* BEGIN RECORDS FOR PROCESSING *
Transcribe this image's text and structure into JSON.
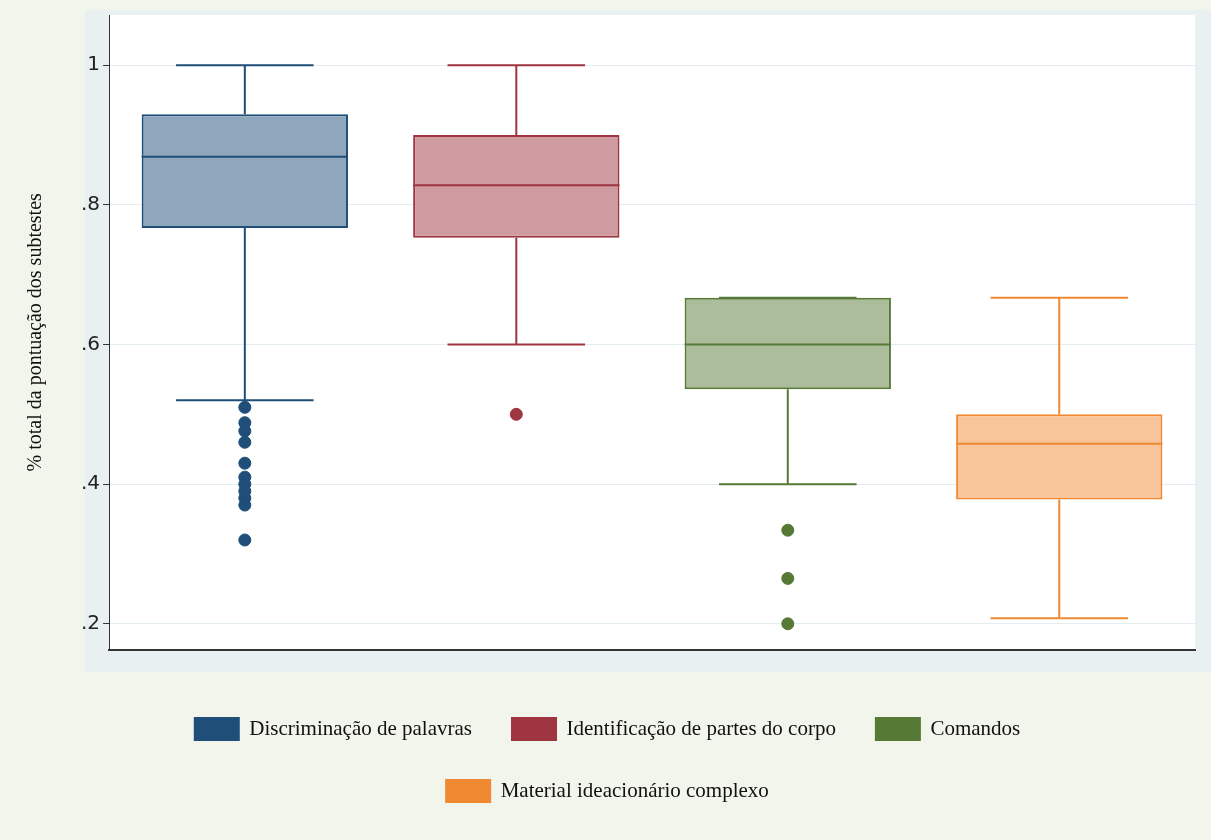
{
  "chart_data": {
    "type": "box",
    "ylabel": "% total da pontuação dos subtestes",
    "categories": [
      null,
      null,
      null,
      null
    ],
    "ylim": [
      0.163,
      1.072
    ],
    "yticks": [
      {
        "value": 0.2,
        "label": ".2"
      },
      {
        "value": 0.4,
        "label": ".4"
      },
      {
        "value": 0.6,
        "label": ".6"
      },
      {
        "value": 0.8,
        "label": ".8"
      },
      {
        "value": 1,
        "label": "1"
      }
    ],
    "grid": "y",
    "legend": "bottom",
    "marker": "circle",
    "series": [
      {
        "name": "Discriminação de palavras",
        "color": "#1f4e79",
        "boxes": [
          {
            "low": 0.52,
            "q1": 0.767,
            "median": 0.869,
            "q3": 0.93,
            "high": 1,
            "outliers": [
              0.51,
              0.488,
              0.476,
              0.46,
              0.43,
              0.41,
              0.4,
              0.39,
              0.38,
              0.37,
              0.32
            ]
          },
          null,
          null,
          null
        ]
      },
      {
        "name": "Identificação de partes do corpo",
        "color": "#9e3541",
        "boxes": [
          null,
          {
            "low": 0.6,
            "q1": 0.753,
            "median": 0.828,
            "q3": 0.9,
            "high": 1,
            "outliers": [
              0.5
            ]
          },
          null,
          null
        ]
      },
      {
        "name": "Comandos",
        "color": "#567a36",
        "boxes": [
          null,
          null,
          {
            "low": 0.4,
            "q1": 0.536,
            "median": 0.6,
            "q3": 0.667,
            "high": 0.667,
            "outliers": [
              0.334,
              0.265,
              0.2
            ]
          },
          null
        ]
      },
      {
        "name": "Material ideacionário complexo",
        "color": "#ef8a33",
        "boxes": [
          null,
          null,
          null,
          {
            "low": 0.208,
            "q1": 0.378,
            "median": 0.458,
            "q3": 0.5,
            "high": 0.667
          }
        ]
      }
    ]
  }
}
* END RECORDS FOR PROCESSING *
[EXERCISE DIRECTIONS] How many of the lines in the listing above hold the word "value"? Report only that figure.

[EXERCISE RESULT] 5